- **WHAT TO DO**: Check each line of the material below for "Revenue", then copy the ones that contain it.

Saved data entries
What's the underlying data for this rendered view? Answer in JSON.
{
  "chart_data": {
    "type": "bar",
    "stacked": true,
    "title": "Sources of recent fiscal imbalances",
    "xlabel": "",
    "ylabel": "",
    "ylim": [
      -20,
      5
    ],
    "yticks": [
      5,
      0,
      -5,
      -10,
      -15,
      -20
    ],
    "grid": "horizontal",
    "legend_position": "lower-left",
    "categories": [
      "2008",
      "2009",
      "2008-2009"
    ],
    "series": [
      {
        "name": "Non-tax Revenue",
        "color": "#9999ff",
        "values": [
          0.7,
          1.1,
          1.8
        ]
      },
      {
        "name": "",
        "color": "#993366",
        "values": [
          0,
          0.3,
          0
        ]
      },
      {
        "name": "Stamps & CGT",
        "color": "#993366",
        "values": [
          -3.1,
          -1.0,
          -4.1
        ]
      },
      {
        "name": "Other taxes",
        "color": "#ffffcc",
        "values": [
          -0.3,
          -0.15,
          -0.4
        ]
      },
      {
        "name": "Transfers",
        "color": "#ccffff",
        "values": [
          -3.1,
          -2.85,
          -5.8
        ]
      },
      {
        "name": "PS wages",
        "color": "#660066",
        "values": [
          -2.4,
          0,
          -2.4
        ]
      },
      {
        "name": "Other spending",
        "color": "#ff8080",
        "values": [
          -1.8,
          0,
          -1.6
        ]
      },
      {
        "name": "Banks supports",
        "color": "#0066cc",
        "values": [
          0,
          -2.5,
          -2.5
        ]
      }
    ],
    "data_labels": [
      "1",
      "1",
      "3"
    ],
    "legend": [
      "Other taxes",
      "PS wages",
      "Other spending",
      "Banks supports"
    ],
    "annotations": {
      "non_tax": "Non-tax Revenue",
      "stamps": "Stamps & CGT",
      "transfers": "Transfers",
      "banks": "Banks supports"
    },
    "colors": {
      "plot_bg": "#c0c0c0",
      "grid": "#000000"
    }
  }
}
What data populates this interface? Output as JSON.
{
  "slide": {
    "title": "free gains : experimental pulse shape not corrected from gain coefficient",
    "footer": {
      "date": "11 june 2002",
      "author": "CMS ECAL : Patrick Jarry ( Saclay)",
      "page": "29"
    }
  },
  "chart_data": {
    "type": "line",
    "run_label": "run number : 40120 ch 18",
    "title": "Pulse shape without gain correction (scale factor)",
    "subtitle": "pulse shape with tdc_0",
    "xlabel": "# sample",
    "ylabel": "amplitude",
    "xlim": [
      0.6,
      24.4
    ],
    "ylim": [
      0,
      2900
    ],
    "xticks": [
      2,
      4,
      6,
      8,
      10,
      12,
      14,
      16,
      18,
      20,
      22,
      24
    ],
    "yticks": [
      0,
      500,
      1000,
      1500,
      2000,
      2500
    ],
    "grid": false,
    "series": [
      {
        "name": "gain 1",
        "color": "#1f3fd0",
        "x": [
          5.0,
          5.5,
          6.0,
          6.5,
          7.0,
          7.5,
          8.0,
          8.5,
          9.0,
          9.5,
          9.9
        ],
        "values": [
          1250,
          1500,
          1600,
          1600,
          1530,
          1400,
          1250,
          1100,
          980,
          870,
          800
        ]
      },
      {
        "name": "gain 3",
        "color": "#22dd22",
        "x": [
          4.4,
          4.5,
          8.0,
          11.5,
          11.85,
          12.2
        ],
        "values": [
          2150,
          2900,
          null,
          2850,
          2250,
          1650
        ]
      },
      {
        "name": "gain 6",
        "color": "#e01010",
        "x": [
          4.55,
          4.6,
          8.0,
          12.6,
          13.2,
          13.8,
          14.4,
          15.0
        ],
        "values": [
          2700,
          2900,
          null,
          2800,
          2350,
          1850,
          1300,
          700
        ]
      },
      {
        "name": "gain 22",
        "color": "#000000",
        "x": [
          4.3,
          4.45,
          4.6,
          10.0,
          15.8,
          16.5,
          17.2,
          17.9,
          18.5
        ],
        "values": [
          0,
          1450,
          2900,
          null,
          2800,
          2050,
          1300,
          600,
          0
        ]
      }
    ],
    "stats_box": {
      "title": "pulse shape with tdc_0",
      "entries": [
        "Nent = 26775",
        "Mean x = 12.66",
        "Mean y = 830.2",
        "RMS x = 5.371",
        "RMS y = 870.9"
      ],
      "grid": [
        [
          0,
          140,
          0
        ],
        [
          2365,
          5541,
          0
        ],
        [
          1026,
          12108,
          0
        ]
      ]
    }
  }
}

- **CORRECT RESULT**:
        "name": "Non-tax Revenue",
      "non_tax": "Non-tax Revenue",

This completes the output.